Set the parameters of this estimator.

fetch_model() Optional[TRAMModel]

Yields the most recent MarkovStateModelCollection that was estimated. Can be None if fit was not called.

Returns:

model – The most recent markov state model or None.

Return type:

MarkovStateModelCollection or None

fit(data, model=None, *args, **kw)

Fit a MarkovStateModelCollection to the given input data, using TRAM. For each thermodynamic state, there is one Markov Model in the collection at the respective thermodynamic state index.

Parameters:
  • data (TRAMDataset or tuple) –

    If data is supplied in form of a data tuple, a TRAMDataset is constructed from the data tuple inside fit(). The data tuple is of shape (dtrajs, bias_matrices) or (dtrajs, bias_matrices, ttrajs), with the inner values given by:

    • dtrajs: array-like(ndarray(n)), int

      The discrete trajectories in the form of a list or array of numpy arrays. dtrajs[i] contains one trajectory. dtrajs[i][n] equals the Markov state index that the \(n\)-th sample from the \(i\)-th trajectory was binned into. Each of the dtrajs can be of variable length.

    • bias_matrices: ndarray-like(ndarray(n,m)), float

      The bias energy matrices. bias_matrices[i][n, k] equals the bias energy of the \(n\)-th sample from the \(i\)-th trajectory, evaluated at thermodynamic state \(k\), \(b^k(x_{i,n})\). The bias energy matrices should have the same size as dtrajs in both the first and second dimensions. The third dimension is of size n_therm_states, i.e. for each sample, the bias energy in every thermodynamic state is calculated and stored in the bias_matrices.

*Data*
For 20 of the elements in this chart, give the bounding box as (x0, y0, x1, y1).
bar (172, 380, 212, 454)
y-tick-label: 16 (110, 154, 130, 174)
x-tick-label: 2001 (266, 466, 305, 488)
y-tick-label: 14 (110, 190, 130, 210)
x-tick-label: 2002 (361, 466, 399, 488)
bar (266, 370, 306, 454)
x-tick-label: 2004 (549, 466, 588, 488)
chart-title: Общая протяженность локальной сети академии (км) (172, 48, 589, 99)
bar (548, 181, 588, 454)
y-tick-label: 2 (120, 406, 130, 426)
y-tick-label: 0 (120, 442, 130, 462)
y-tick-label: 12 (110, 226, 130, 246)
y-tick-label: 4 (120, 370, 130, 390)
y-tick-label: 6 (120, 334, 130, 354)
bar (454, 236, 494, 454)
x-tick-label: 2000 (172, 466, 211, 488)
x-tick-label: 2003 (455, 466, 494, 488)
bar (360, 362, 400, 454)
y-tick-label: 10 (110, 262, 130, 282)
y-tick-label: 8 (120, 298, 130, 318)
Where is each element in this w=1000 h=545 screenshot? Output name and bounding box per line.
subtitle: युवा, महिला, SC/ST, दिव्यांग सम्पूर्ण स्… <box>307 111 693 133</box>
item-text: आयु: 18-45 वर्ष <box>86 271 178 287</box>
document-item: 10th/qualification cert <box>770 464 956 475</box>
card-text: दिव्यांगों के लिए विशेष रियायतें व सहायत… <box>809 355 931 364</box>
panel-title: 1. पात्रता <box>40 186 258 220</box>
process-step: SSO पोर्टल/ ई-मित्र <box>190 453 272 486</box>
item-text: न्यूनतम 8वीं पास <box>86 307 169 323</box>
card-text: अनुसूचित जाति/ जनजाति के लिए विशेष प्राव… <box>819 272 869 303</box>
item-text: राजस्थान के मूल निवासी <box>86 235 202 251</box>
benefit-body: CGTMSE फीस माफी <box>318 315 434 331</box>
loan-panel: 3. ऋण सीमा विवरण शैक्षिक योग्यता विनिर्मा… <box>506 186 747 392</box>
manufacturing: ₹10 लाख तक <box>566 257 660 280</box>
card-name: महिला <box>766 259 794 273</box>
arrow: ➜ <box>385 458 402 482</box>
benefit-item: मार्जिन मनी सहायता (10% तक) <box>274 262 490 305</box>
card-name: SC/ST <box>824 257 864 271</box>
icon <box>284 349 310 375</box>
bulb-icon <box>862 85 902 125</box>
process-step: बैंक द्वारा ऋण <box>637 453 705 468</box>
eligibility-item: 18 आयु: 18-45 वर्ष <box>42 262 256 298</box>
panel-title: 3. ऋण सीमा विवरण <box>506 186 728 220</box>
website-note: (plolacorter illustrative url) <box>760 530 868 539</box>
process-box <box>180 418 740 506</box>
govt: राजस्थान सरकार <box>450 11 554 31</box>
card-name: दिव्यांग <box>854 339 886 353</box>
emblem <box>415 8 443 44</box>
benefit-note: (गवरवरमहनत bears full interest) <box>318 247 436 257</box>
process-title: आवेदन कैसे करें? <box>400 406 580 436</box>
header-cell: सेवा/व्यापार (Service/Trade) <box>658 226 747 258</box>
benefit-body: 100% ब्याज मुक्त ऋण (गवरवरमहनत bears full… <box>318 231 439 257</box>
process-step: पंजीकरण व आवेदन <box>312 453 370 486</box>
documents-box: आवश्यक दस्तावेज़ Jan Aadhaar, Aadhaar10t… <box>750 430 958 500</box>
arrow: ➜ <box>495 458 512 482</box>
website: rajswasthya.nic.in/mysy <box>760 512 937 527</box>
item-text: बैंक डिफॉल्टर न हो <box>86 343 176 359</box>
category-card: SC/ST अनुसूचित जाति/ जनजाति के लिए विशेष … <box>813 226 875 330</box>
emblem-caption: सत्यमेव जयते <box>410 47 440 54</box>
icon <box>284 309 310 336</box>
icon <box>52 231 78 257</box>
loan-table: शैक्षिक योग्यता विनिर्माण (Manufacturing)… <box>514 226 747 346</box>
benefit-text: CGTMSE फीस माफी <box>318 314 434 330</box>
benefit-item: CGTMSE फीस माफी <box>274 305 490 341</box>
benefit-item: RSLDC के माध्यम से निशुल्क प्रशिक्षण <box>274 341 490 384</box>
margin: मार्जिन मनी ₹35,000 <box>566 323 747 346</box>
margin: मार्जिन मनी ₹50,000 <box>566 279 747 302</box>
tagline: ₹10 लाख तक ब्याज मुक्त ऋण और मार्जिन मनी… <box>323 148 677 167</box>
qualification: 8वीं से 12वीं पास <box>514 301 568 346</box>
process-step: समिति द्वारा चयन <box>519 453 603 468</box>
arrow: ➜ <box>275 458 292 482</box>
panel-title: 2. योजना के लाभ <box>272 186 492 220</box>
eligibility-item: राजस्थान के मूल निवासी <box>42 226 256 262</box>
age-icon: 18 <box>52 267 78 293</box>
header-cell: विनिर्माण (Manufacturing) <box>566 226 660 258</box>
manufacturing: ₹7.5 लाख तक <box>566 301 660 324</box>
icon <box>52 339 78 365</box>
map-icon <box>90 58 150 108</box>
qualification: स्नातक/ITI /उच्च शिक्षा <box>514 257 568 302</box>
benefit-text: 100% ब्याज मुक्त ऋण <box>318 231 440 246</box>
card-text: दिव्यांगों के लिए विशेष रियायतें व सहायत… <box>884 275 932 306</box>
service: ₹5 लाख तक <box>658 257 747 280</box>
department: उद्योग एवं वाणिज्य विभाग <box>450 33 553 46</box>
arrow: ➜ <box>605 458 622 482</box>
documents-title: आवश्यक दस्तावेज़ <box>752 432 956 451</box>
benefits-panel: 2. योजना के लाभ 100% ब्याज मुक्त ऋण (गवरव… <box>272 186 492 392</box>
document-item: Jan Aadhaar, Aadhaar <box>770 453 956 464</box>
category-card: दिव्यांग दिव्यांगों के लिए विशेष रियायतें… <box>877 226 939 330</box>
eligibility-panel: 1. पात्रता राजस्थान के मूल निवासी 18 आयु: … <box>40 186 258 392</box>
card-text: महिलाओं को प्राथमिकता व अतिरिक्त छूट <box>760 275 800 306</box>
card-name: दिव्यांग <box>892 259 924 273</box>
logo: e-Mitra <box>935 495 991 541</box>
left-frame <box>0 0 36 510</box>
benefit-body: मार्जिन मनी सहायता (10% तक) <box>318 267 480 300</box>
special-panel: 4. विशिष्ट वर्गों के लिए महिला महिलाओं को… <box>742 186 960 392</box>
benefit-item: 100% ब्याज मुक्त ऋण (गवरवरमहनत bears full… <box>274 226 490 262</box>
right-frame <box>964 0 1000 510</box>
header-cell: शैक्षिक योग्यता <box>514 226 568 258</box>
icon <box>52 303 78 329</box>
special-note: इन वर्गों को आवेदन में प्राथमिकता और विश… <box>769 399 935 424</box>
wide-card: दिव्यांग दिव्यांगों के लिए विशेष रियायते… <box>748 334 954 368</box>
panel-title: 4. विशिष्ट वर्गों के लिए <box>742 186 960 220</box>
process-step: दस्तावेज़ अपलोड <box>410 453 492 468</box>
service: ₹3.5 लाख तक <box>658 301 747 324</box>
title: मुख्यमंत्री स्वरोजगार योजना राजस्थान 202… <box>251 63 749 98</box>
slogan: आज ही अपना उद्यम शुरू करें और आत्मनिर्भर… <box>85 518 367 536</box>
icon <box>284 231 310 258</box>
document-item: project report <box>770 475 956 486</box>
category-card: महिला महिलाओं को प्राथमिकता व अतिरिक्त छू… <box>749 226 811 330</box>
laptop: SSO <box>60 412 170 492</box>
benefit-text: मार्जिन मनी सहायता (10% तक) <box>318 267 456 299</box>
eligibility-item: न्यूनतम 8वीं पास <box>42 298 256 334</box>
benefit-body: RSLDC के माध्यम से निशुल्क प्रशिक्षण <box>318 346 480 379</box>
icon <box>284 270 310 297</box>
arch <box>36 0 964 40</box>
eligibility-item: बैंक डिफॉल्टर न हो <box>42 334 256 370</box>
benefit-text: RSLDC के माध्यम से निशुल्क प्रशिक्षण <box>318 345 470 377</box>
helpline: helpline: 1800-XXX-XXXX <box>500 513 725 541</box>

*Task list*
1. For each statement below, say whether it agrees with the passage on the TRAM estimator. Answer yes or no, and quote the words of the passage that decide it.
(a) fetch_model() can return None when fit has not been called.
(b) All discrete trajectories passed to fit must have the same length.
(c) The third dimension of the bias energy matrices is of size n_therm_states.
2. Write what follows in the passage on the TRAM estimator, picking up after its last sentence.

*Outputs by task*
1.
(a) Yes: "Can be None if fit was not called."
(b) No: "Each of the dtrajs can be of variable length."
(c) Yes: "The third dimension is of size n_therm_states"

2.
    • ttrajs: array-like(ndarray(n)), int, optional

      ttrajs[i] indicates for each sample in the \(i\)-th trajectory what thermodynamic state that sample was sampled at. If ttrajs = None, we assume no replica exchange was done. In this case we assume each trajectory corresponds to a unique thermodynamic state, and n_therm_states equals the size of dtrajs.

    If the data is supplied in form of a TRAMDataset, the lagtime of the dataset overwrites the chosen lagtime of the TRAM estimator.

  • model (TRAMModel, optional, default=None) – If a TRAMModel is given, the parameters from the TRAMModel are loaded into the estimator, and estimation continues from the loaded parameters as a starting point. Input data may differ from the input data used to estimate the input model, but the input data should lie within bounds of the number of thermodynamic states and Markov states given by the model, meaning the highest occurring state indices in ttrajs and dtrajs may be model.n_therm_states - 1 and model.n_markov_states - 1 respectively, If no model is given, estimation starts from zero-initialized arrays for the free energies and modified state counts. The lagrangian multipliers are initialized with values \(v_i^{k, 0} = \mathrm{log} (c_{ij}^k + c_{ji}^k)/2\)

See also

TRAMDataset

fit_fetch(data, **kwargs)

Fits the internal model on data and subsequently fetches it in one call.

Parameters:
  • data (array_like) – Data that is used to fit the model.

  • **kwargs – Additional arguments to fit().

Returns:

The estimated model.

Return type:

model

get_params(deep=False)

Get the parameters.

Returns:

params – Parameter names mapped to their values.

Return type:

mapping of string to any

set_params(**params)

Set the parameters of this estimator.

The method works on simple estimators as well as on nested objects (such as pipelines). The latter have parameters of the form <component>__<parameter> so that it’s possible to update each component of a nested object.

Parameters:

**params (dict) – Estimator parameters.

Returns:

self – Estimator instance.

Return type:

object

property has_model: bool

Property reporting whether this estimator contains an estimated model. This assumes that the model is initialized with None otherwise.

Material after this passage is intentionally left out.